# [EXCERPTED TEXT]
┏━━
Occasionally Hearthstone but not anymore, because I kinda lost interest in it. I was in it for the lore and it was what got me into reading WoW lore, I find it so highly developed and interesting. I played FEH since launch for about... 3 months? Then I stopped because I was satisfied with where I was - I got the husbando Takumi, goal achieved. Achievement unlocked, until they release beachwear Takumi I ain't coming back.

I'm waiting for a better time to start playing Mystic Messenger, V's route. I've finished everyone else's route and all I need to do is just collect the CGs from the bad routes but I can't bring myself to force my character to fail. ><

And Love Nikki. I hate that cursed dress-up game but I'm addicted to it right now ; ;. The designs are so pretty.


----------



## Ackee (Sep 19, 2017)
┗━━
# [Stored data entries]
┏━━
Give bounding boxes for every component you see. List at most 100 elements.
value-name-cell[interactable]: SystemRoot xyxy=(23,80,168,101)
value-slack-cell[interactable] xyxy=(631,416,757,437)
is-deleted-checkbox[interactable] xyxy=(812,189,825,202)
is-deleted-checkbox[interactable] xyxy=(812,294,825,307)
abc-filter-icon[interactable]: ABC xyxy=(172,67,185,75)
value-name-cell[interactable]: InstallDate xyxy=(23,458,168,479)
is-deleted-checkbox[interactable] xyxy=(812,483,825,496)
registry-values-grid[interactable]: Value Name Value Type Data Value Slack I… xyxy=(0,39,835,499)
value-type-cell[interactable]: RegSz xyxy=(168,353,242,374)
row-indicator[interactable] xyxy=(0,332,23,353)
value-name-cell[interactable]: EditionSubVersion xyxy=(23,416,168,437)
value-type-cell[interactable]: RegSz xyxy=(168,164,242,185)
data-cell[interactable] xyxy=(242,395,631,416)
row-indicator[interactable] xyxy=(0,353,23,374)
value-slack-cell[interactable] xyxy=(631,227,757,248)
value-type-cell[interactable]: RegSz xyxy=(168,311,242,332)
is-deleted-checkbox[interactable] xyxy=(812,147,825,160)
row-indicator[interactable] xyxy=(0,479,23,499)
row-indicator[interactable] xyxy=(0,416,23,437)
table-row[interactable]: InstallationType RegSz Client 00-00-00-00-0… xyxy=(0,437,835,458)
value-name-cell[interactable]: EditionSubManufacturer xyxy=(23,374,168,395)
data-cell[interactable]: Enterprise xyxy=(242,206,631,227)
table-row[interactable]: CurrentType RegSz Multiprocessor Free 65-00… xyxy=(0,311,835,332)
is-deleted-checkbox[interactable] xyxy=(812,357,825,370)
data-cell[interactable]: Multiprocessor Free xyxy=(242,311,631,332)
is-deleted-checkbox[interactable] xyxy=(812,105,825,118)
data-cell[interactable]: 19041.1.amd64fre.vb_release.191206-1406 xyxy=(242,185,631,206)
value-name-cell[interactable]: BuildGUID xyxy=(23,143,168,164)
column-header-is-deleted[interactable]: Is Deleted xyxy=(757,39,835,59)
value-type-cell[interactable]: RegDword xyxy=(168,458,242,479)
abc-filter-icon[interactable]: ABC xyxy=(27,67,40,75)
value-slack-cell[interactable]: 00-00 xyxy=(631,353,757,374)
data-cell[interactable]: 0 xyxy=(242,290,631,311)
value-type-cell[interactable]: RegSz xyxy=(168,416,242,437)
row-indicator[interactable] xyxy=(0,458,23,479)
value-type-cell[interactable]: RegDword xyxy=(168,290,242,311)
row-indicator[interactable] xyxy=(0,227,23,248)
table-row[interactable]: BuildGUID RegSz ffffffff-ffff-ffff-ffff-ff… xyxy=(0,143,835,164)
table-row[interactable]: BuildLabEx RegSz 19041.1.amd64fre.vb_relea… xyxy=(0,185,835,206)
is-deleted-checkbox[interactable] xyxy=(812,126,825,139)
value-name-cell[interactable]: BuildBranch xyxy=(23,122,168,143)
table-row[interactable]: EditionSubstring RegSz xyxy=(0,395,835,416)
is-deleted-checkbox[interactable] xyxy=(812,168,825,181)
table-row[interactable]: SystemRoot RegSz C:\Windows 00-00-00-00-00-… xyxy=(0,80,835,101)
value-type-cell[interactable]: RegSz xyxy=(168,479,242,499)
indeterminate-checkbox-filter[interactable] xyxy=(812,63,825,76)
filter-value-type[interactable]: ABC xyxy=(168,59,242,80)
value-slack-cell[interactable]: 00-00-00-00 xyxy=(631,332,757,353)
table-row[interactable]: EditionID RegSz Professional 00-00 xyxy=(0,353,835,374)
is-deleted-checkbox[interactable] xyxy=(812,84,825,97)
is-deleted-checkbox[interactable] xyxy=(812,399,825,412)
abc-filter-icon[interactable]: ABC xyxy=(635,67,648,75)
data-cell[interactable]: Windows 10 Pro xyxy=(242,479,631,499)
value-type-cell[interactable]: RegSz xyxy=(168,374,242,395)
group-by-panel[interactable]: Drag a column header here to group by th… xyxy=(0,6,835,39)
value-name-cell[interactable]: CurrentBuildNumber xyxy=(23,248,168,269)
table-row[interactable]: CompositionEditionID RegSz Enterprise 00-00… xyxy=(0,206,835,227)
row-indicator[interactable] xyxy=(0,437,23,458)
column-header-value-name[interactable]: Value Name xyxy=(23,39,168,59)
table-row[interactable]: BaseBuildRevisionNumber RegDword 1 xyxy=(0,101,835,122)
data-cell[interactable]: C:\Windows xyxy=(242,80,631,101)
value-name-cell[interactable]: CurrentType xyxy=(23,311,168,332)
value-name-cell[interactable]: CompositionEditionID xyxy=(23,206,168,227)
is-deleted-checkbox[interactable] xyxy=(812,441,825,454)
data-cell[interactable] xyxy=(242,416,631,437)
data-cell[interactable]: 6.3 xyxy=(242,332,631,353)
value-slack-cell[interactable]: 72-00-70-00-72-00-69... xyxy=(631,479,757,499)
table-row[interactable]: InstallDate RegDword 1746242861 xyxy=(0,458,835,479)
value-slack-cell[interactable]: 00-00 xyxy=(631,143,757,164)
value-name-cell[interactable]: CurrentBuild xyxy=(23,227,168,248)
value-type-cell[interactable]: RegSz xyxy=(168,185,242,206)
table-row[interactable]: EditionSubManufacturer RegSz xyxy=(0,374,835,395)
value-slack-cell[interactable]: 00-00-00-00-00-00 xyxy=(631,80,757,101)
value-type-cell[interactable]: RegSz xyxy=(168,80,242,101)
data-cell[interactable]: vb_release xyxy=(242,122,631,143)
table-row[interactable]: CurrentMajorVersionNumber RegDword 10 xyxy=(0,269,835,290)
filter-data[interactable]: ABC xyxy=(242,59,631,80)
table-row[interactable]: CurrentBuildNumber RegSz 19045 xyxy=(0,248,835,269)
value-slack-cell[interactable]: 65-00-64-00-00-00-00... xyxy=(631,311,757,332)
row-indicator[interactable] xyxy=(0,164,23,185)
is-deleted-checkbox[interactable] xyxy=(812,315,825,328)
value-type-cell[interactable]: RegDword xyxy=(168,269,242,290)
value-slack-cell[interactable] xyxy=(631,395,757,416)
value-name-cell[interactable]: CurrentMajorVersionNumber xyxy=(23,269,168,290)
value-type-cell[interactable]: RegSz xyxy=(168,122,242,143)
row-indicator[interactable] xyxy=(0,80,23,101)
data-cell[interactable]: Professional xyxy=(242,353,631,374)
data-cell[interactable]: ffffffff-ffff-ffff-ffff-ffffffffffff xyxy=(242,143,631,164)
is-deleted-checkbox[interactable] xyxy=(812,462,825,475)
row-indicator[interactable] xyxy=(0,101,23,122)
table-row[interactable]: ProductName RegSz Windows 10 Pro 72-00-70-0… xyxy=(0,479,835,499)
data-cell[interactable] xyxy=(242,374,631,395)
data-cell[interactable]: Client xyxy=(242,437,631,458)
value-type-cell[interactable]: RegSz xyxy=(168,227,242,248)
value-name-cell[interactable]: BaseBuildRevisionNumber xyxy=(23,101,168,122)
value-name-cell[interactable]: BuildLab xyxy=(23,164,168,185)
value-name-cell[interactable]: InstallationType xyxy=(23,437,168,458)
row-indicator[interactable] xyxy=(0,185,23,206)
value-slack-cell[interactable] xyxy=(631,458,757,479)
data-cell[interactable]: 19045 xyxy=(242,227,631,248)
┗━━
# [PROBLEM DETAILS]
Translate this sentence from the forum post about games into Spanish: "I'm waiting for a better time to start playing Mystic Messenger, V's route." The stored data entries are separate material from the forum post about games.

# [RESPONSE]
Estoy esperando un mejor momento para empezar a jugar Mystic Messenger, la ruta de V.